EXERCISE INPUTS:
====

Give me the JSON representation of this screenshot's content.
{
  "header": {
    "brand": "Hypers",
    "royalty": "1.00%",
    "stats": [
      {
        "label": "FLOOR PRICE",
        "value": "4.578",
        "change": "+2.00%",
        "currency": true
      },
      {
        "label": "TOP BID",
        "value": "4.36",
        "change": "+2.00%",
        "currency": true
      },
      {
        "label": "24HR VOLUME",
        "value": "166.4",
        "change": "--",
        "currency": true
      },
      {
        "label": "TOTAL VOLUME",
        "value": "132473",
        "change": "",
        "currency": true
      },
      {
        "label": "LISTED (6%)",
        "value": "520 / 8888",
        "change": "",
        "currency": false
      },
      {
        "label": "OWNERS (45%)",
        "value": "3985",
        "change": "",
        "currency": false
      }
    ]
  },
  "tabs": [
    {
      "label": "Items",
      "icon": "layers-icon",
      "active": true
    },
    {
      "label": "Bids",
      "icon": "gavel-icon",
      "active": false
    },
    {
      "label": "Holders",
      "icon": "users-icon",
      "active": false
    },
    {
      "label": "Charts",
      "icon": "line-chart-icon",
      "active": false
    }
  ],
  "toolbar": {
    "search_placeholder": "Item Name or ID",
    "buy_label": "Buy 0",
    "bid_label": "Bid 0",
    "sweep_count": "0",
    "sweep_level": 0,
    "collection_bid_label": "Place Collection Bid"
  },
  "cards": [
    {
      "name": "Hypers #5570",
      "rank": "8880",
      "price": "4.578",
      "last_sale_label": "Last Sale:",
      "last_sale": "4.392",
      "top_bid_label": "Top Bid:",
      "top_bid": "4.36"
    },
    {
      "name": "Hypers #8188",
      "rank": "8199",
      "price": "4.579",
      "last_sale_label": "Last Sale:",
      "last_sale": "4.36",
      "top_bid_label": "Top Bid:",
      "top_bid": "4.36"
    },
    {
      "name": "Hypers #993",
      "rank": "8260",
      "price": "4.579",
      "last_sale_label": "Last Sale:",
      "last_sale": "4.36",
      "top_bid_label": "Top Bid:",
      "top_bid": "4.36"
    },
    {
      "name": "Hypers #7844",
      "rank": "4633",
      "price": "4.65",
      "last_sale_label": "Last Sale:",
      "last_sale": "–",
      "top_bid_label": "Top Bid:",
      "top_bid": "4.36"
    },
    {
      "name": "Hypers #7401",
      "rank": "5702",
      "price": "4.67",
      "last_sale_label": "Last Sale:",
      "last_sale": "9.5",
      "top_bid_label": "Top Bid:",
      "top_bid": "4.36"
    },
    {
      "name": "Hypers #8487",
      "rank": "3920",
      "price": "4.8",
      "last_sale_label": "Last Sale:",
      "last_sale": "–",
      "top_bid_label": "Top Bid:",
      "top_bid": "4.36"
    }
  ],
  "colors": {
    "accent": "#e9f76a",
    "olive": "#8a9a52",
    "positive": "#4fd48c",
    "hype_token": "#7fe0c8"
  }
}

====

JOB:
List every line in the records above that contains the word "value".

WRITTEN RESPONSE:
        "value": "4.578",
        "value": "4.36",
        "value": "166.4",
        "value": "132473",
        "value": "520 / 8888",
        "value": "3985",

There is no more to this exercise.